**TASK REQUIREMENTS**. Sort through the data and copy the lines holding the word "text".

• • • •

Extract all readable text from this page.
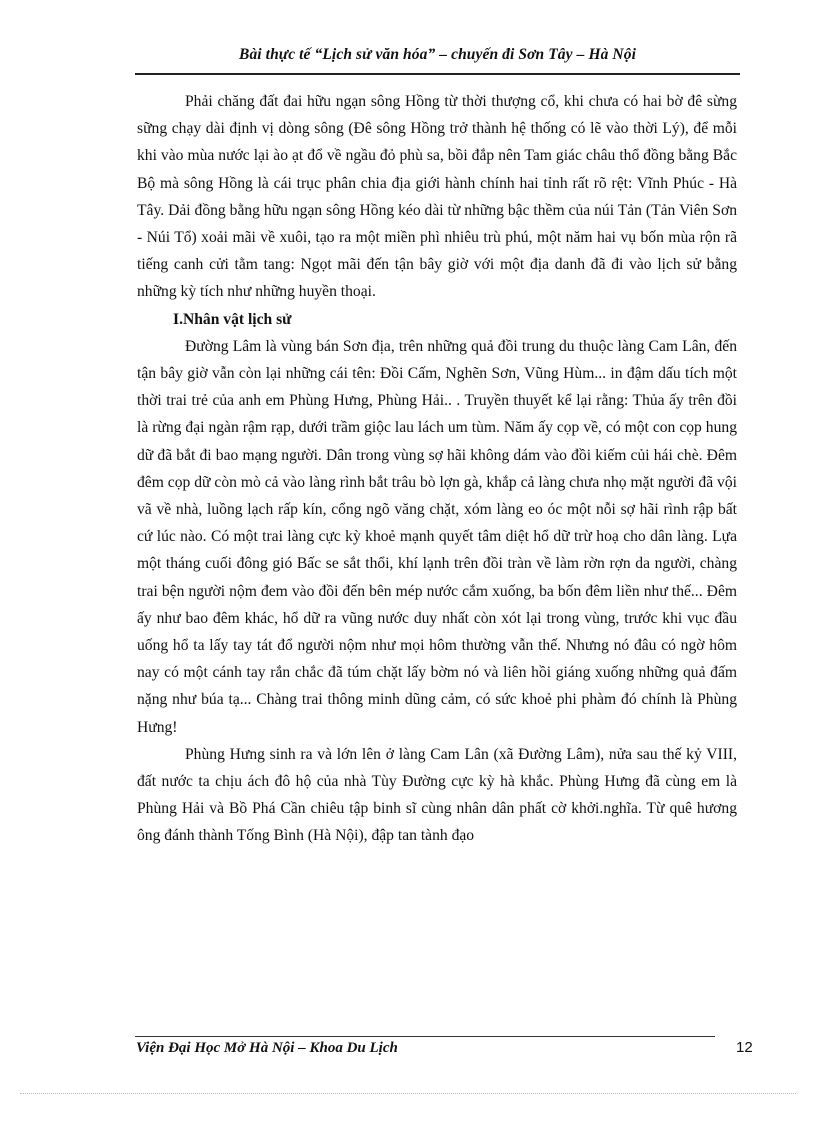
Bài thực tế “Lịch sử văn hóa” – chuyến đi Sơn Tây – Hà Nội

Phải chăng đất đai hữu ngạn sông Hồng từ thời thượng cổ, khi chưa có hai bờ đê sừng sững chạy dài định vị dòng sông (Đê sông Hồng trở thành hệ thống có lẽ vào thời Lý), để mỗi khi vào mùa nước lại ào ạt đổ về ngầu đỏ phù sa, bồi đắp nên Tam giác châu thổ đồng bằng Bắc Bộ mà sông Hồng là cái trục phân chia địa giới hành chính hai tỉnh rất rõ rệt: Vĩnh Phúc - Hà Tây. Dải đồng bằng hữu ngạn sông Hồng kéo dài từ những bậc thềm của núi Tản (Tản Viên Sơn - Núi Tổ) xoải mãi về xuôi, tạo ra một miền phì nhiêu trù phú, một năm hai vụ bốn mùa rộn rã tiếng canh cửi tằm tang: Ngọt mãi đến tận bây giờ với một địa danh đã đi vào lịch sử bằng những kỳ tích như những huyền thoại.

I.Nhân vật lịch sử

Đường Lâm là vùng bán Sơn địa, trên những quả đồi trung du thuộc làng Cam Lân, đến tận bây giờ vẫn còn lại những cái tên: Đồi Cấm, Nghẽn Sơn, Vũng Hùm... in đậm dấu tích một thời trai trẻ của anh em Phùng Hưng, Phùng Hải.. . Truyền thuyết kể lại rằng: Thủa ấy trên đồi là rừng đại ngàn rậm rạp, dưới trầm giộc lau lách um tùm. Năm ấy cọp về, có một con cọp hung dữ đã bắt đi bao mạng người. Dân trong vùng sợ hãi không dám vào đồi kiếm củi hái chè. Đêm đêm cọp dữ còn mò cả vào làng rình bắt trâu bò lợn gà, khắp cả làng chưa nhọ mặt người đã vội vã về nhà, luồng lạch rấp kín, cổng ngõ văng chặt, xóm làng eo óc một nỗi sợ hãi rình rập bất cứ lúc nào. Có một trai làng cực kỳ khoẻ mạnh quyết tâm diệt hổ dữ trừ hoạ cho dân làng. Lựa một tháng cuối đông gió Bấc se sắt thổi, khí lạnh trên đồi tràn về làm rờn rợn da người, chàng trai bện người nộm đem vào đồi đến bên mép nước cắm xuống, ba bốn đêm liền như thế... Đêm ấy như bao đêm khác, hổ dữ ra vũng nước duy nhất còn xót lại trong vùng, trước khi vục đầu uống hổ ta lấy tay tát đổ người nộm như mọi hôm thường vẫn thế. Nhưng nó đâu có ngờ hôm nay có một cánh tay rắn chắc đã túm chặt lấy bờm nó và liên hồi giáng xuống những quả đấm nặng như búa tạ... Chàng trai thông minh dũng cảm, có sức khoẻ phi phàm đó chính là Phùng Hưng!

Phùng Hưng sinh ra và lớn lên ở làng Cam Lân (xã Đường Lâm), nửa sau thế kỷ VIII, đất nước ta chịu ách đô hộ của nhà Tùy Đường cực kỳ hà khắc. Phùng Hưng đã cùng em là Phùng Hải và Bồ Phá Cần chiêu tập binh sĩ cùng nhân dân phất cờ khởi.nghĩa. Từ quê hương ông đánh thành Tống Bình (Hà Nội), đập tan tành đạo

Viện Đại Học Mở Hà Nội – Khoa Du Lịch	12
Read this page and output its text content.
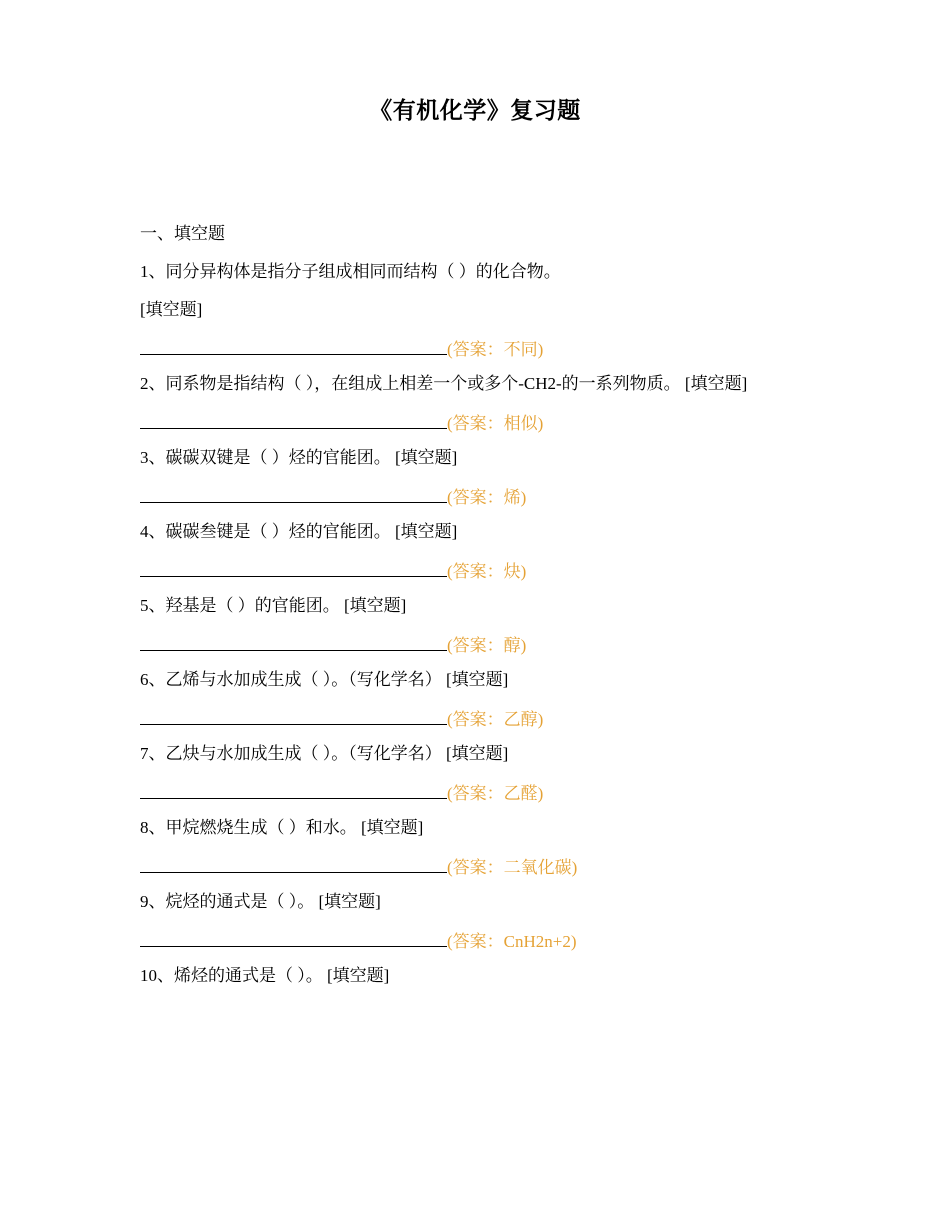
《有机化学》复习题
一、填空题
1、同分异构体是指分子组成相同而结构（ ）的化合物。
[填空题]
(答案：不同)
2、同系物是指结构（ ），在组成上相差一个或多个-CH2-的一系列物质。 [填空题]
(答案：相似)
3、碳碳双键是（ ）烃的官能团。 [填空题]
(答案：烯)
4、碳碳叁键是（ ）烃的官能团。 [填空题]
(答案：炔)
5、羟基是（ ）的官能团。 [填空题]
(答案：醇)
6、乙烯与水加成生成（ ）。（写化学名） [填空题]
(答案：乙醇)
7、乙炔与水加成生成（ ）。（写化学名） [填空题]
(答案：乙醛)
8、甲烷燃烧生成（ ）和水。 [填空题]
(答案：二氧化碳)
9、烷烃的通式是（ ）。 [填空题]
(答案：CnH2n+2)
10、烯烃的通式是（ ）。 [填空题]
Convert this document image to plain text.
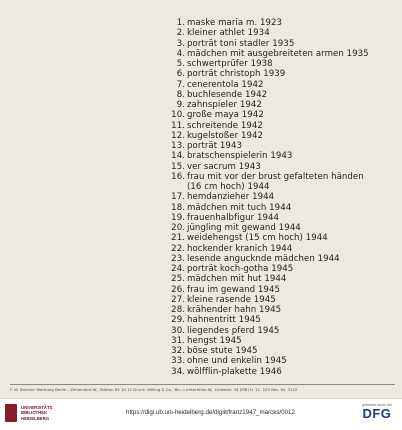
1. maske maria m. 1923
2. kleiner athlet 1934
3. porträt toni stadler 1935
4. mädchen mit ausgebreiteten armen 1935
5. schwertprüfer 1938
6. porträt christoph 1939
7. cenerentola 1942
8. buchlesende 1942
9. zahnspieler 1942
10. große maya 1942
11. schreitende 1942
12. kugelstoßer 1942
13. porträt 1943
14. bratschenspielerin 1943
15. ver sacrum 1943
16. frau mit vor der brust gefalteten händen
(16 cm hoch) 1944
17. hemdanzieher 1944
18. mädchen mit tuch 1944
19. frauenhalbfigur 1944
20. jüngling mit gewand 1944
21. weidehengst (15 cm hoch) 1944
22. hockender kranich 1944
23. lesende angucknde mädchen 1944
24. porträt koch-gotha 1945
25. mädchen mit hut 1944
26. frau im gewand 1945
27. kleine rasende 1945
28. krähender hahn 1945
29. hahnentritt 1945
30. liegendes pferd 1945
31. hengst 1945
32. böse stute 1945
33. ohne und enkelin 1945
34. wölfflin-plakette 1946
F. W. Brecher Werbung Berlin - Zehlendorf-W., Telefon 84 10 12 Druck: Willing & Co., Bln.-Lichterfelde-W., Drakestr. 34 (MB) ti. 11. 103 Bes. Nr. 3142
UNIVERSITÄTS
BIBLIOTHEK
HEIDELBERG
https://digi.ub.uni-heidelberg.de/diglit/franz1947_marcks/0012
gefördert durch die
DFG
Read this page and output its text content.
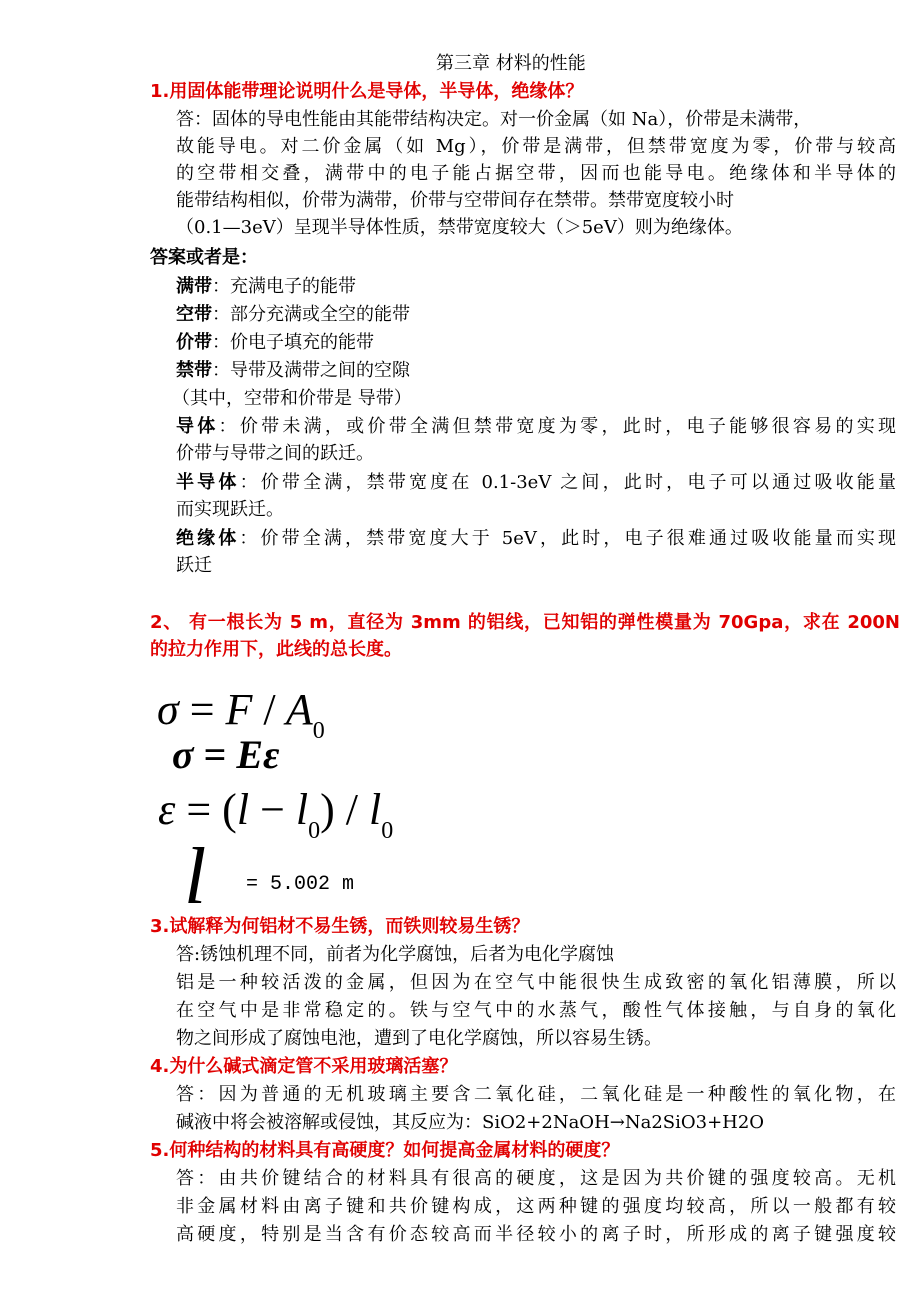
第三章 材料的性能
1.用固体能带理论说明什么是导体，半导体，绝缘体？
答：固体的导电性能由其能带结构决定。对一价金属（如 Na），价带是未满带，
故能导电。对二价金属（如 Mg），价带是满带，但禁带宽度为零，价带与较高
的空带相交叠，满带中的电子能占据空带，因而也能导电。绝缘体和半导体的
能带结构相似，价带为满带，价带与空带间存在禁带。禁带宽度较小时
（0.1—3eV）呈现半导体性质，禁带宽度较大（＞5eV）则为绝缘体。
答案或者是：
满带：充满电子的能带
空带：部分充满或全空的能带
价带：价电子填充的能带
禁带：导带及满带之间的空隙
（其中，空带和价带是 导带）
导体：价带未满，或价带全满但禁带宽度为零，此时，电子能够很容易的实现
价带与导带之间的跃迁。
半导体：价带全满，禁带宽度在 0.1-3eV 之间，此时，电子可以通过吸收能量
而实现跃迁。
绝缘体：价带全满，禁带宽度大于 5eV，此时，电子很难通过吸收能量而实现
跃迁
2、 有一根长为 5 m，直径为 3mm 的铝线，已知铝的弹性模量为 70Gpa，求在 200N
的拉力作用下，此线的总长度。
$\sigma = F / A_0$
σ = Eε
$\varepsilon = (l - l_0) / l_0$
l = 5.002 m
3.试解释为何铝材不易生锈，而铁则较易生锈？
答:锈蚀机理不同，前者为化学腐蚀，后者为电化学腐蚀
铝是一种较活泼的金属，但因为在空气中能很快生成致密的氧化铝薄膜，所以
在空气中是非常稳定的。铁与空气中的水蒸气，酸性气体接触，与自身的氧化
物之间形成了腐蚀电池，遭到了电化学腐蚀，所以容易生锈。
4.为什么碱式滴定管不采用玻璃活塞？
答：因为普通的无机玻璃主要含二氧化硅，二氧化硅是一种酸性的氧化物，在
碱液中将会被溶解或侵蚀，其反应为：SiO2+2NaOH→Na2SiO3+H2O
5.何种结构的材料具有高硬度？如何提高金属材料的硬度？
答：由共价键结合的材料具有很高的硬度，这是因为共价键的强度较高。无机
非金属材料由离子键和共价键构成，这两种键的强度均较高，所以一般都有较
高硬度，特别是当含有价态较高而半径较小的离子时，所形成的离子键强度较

• • • •

**SOLUTION TO THE EXERCISE**.
Extract all readable text from this page.
Read this page and output its text content.
Convert this document image to plain text.
Read this page and output its text content.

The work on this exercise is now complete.